» **Exercise**:
From the listing, collect all lines containing the word "JSON".

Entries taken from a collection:
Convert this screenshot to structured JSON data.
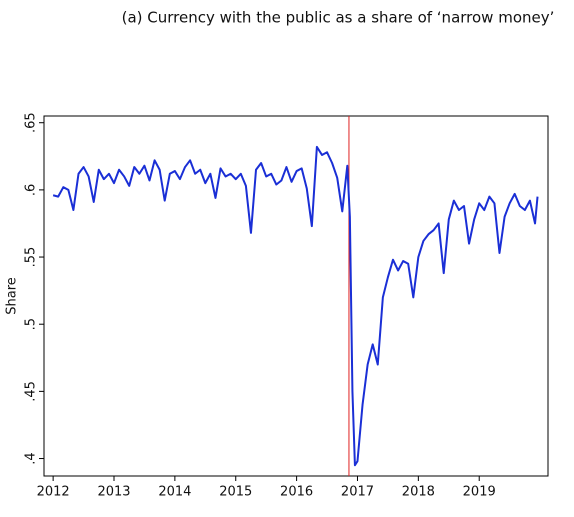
{
  "chart_data": {
    "type": "line",
    "title": "(a) Currency with the public as a share of ‘narrow money’",
    "ylabel": "Share",
    "x": [
      2012.0,
      2012.083,
      2012.167,
      2012.25,
      2012.333,
      2012.417,
      2012.5,
      2012.583,
      2012.667,
      2012.75,
      2012.833,
      2012.917,
      2013.0,
      2013.083,
      2013.167,
      2013.25,
      2013.333,
      2013.417,
      2013.5,
      2013.583,
      2013.667,
      2013.75,
      2013.833,
      2013.917,
      2014.0,
      2014.083,
      2014.167,
      2014.25,
      2014.333,
      2014.417,
      2014.5,
      2014.583,
      2014.667,
      2014.75,
      2014.833,
      2014.917,
      2015.0,
      2015.083,
      2015.167,
      2015.25,
      2015.333,
      2015.417,
      2015.5,
      2015.583,
      2015.667,
      2015.75,
      2015.833,
      2015.917,
      2016.0,
      2016.083,
      2016.167,
      2016.25,
      2016.333,
      2016.417,
      2016.5,
      2016.583,
      2016.667,
      2016.75,
      2016.833,
      2016.875,
      2016.917,
      2016.958,
      2017.0,
      2017.083,
      2017.167,
      2017.25,
      2017.333,
      2017.417,
      2017.5,
      2017.583,
      2017.667,
      2017.75,
      2017.833,
      2017.917,
      2018.0,
      2018.083,
      2018.167,
      2018.25,
      2018.333,
      2018.417,
      2018.5,
      2018.583,
      2018.667,
      2018.75,
      2018.833,
      2018.917,
      2019.0,
      2019.083,
      2019.167,
      2019.25,
      2019.333,
      2019.417,
      2019.5,
      2019.583,
      2019.667,
      2019.75,
      2019.833,
      2019.917,
      2019.958
    ],
    "series": [
      {
        "name": "Share",
        "color": "#1a2fd6",
        "values": [
          0.596,
          0.595,
          0.602,
          0.6,
          0.585,
          0.612,
          0.617,
          0.61,
          0.591,
          0.615,
          0.608,
          0.612,
          0.605,
          0.615,
          0.61,
          0.603,
          0.617,
          0.612,
          0.618,
          0.607,
          0.622,
          0.615,
          0.592,
          0.612,
          0.614,
          0.608,
          0.617,
          0.622,
          0.612,
          0.615,
          0.605,
          0.612,
          0.594,
          0.616,
          0.61,
          0.612,
          0.608,
          0.612,
          0.603,
          0.568,
          0.615,
          0.62,
          0.61,
          0.612,
          0.604,
          0.607,
          0.617,
          0.606,
          0.614,
          0.616,
          0.601,
          0.573,
          0.632,
          0.626,
          0.628,
          0.62,
          0.609,
          0.584,
          0.618,
          0.58,
          0.45,
          0.395,
          0.398,
          0.44,
          0.47,
          0.485,
          0.47,
          0.52,
          0.535,
          0.548,
          0.54,
          0.547,
          0.545,
          0.52,
          0.55,
          0.562,
          0.567,
          0.57,
          0.575,
          0.538,
          0.578,
          0.592,
          0.585,
          0.588,
          0.56,
          0.578,
          0.59,
          0.585,
          0.595,
          0.59,
          0.553,
          0.58,
          0.59,
          0.597,
          0.588,
          0.585,
          0.592,
          0.575,
          0.595
        ]
      }
    ],
    "xlim": [
      2011.85,
      2020.13
    ],
    "ylim": [
      0.387,
      0.655
    ],
    "xticks": [
      2012,
      2013,
      2014,
      2015,
      2016,
      2017,
      2018,
      2019
    ],
    "yticks": [
      {
        "value": 0.4,
        "label": ".4"
      },
      {
        "value": 0.45,
        "label": ".45"
      },
      {
        "value": 0.5,
        "label": ".5"
      },
      {
        "value": 0.55,
        "label": ".55"
      },
      {
        "value": 0.6,
        "label": ".6"
      },
      {
        "value": 0.65,
        "label": ".65"
      }
    ],
    "vline": {
      "x": 2016.86,
      "color": "#e02020"
    }
  }
}
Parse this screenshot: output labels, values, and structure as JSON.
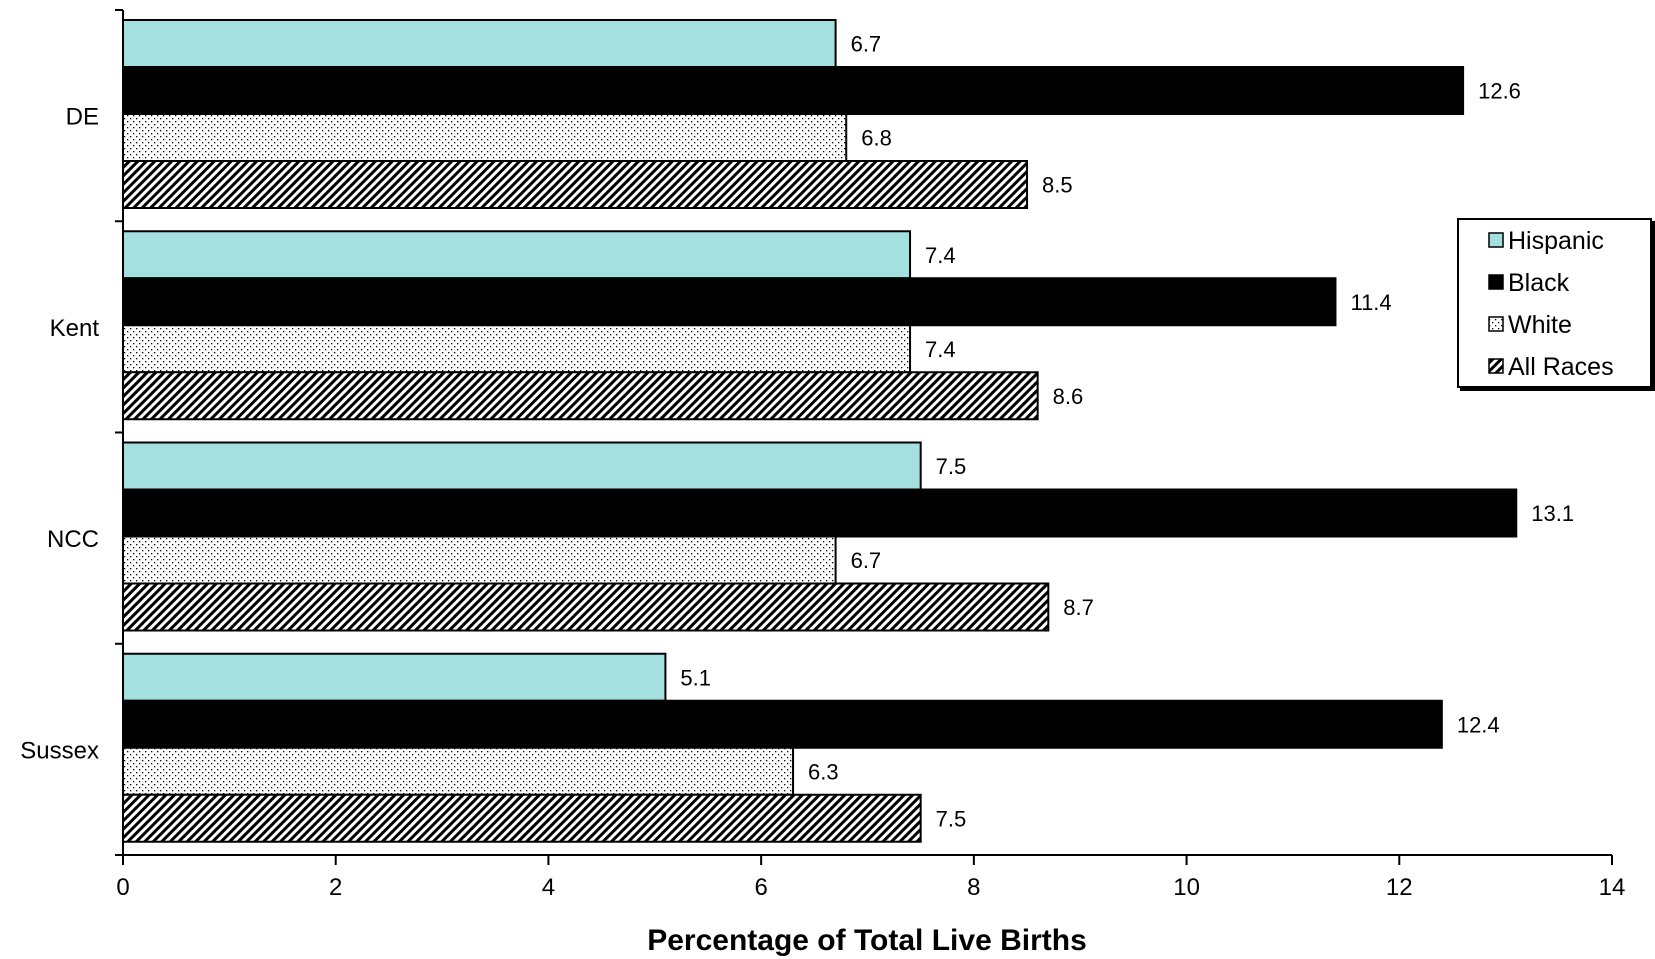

» **Solution to the exercise**:
Convert this screenshot to structured JSON data.
Parse this screenshot: output labels, values, and structure as JSON.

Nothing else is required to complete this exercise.